Extracted data entries:
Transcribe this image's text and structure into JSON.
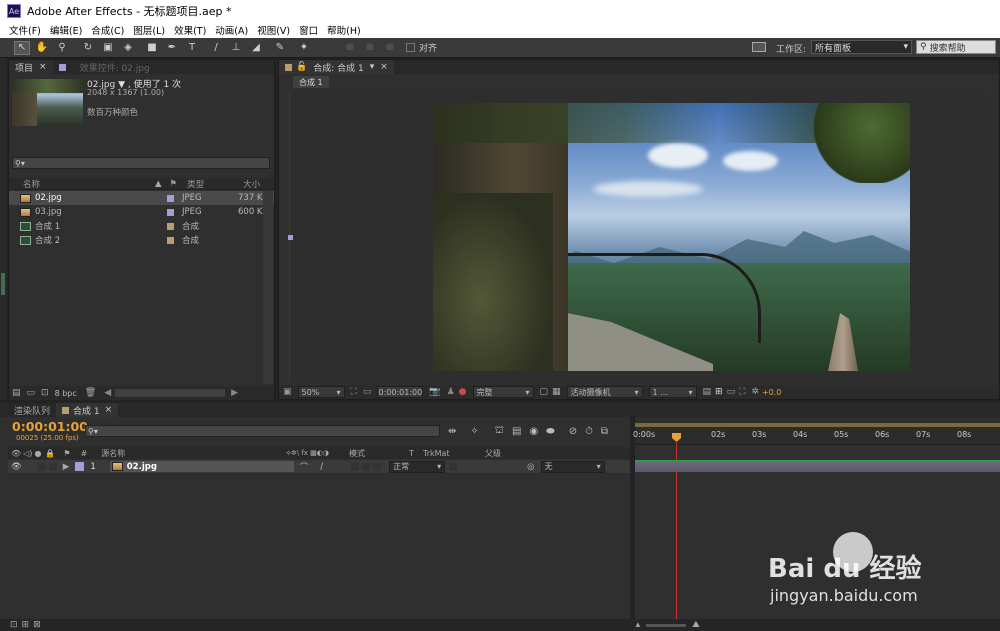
{
  "window": {
    "title": "Adobe After Effects - 无标题项目.aep *",
    "logo": "Ae"
  },
  "menu": [
    "文件(F)",
    "编辑(E)",
    "合成(C)",
    "图层(L)",
    "效果(T)",
    "动画(A)",
    "视图(V)",
    "窗口",
    "帮助(H)"
  ],
  "toolbar": {
    "align_label": "对齐",
    "workspace_label": "工作区:",
    "workspace_value": "所有面板",
    "search_placeholder": "搜索帮助"
  },
  "project": {
    "tab_label": "项目",
    "effects_tab_label": "效果控件: 02.jpg",
    "asset": {
      "name": "02.jpg ▼ , 使用了 1 次",
      "dims": "2048 x 1367 (1.00)",
      "color": "数百万种颜色"
    },
    "search": "⚲▾",
    "columns": {
      "name": "名称",
      "type": "类型",
      "size": "大小"
    },
    "items": [
      {
        "name": "02.jpg",
        "type": "JPEG",
        "size": "737 K",
        "selected": true,
        "kind": "image",
        "tag": "#9fa0d8"
      },
      {
        "name": "03.jpg",
        "type": "JPEG",
        "size": "600 K",
        "selected": false,
        "kind": "image",
        "tag": "#9fa0d8"
      },
      {
        "name": "合成 1",
        "type": "合成",
        "size": "",
        "selected": false,
        "kind": "comp",
        "tag": "#b79e72"
      },
      {
        "name": "合成 2",
        "type": "合成",
        "size": "",
        "selected": false,
        "kind": "comp",
        "tag": "#b79e72"
      }
    ],
    "bpc": "8 bpc"
  },
  "viewer": {
    "tab_label": "合成: 合成 1",
    "breadcrumb": "合成 1",
    "zoom": "50%",
    "timecode": "0:00:01:00",
    "quality": "完整",
    "camera": "活动摄像机",
    "views": "1 ...",
    "exposure": "+0.0"
  },
  "timeline": {
    "render_tab": "渲染队列",
    "comp_tab": "合成 1",
    "timecode": "0:00:01:00",
    "fps": "00025 (25.00 fps)",
    "search": "⚲▾",
    "col_source": "源名称",
    "col_mode": "模式",
    "col_t": "T",
    "col_trkmat": "TrkMat",
    "col_parent": "父级",
    "col_num": "#",
    "layer": {
      "num": "1",
      "name": "02.jpg",
      "mode": "正常",
      "parent": "无"
    },
    "ticks": [
      "0:00s",
      "02s",
      "03s",
      "04s",
      "05s",
      "06s",
      "07s",
      "08s"
    ]
  },
  "watermark": {
    "brand": "Bai du 经验",
    "url": "jingyan.baidu.com"
  }
}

## Work to complete:
Do not copy the pictures, but repeat every line exactly.

## Result for this exercise:
Transcribe this image's text and structure into JSON.
{
  "window": {
    "title": "Adobe After Effects - 无标题项目.aep *",
    "logo": "Ae"
  },
  "menu": [
    "文件(F)",
    "编辑(E)",
    "合成(C)",
    "图层(L)",
    "效果(T)",
    "动画(A)",
    "视图(V)",
    "窗口",
    "帮助(H)"
  ],
  "toolbar": {
    "align_label": "对齐",
    "workspace_label": "工作区:",
    "workspace_value": "所有面板",
    "search_placeholder": "搜索帮助"
  },
  "project": {
    "tab_label": "项目",
    "effects_tab_label": "效果控件: 02.jpg",
    "asset": {
      "name": "02.jpg ▼ , 使用了 1 次",
      "dims": "2048 x 1367 (1.00)",
      "color": "数百万种颜色"
    },
    "search": "⚲▾",
    "columns": {
      "name": "名称",
      "type": "类型",
      "size": "大小"
    },
    "items": [
      {
        "name": "02.jpg",
        "type": "JPEG",
        "size": "737 K",
        "selected": true,
        "kind": "image",
        "tag": "#9fa0d8"
      },
      {
        "name": "03.jpg",
        "type": "JPEG",
        "size": "600 K",
        "selected": false,
        "kind": "image",
        "tag": "#9fa0d8"
      },
      {
        "name": "合成 1",
        "type": "合成",
        "size": "",
        "selected": false,
        "kind": "comp",
        "tag": "#b79e72"
      },
      {
        "name": "合成 2",
        "type": "合成",
        "size": "",
        "selected": false,
        "kind": "comp",
        "tag": "#b79e72"
      }
    ],
    "bpc": "8 bpc"
  },
  "viewer": {
    "tab_label": "合成: 合成 1",
    "breadcrumb": "合成 1",
    "zoom": "50%",
    "timecode": "0:00:01:00",
    "quality": "完整",
    "camera": "活动摄像机",
    "views": "1 ...",
    "exposure": "+0.0"
  },
  "timeline": {
    "render_tab": "渲染队列",
    "comp_tab": "合成 1",
    "timecode": "0:00:01:00",
    "fps": "00025 (25.00 fps)",
    "search": "⚲▾",
    "col_source": "源名称",
    "col_mode": "模式",
    "col_t": "T",
    "col_trkmat": "TrkMat",
    "col_parent": "父级",
    "col_num": "#",
    "layer": {
      "num": "1",
      "name": "02.jpg",
      "mode": "正常",
      "parent": "无"
    },
    "ticks": [
      "0:00s",
      "02s",
      "03s",
      "04s",
      "05s",
      "06s",
      "07s",
      "08s"
    ]
  },
  "watermark": {
    "brand": "Bai du 经验",
    "url": "jingyan.baidu.com"
  }
}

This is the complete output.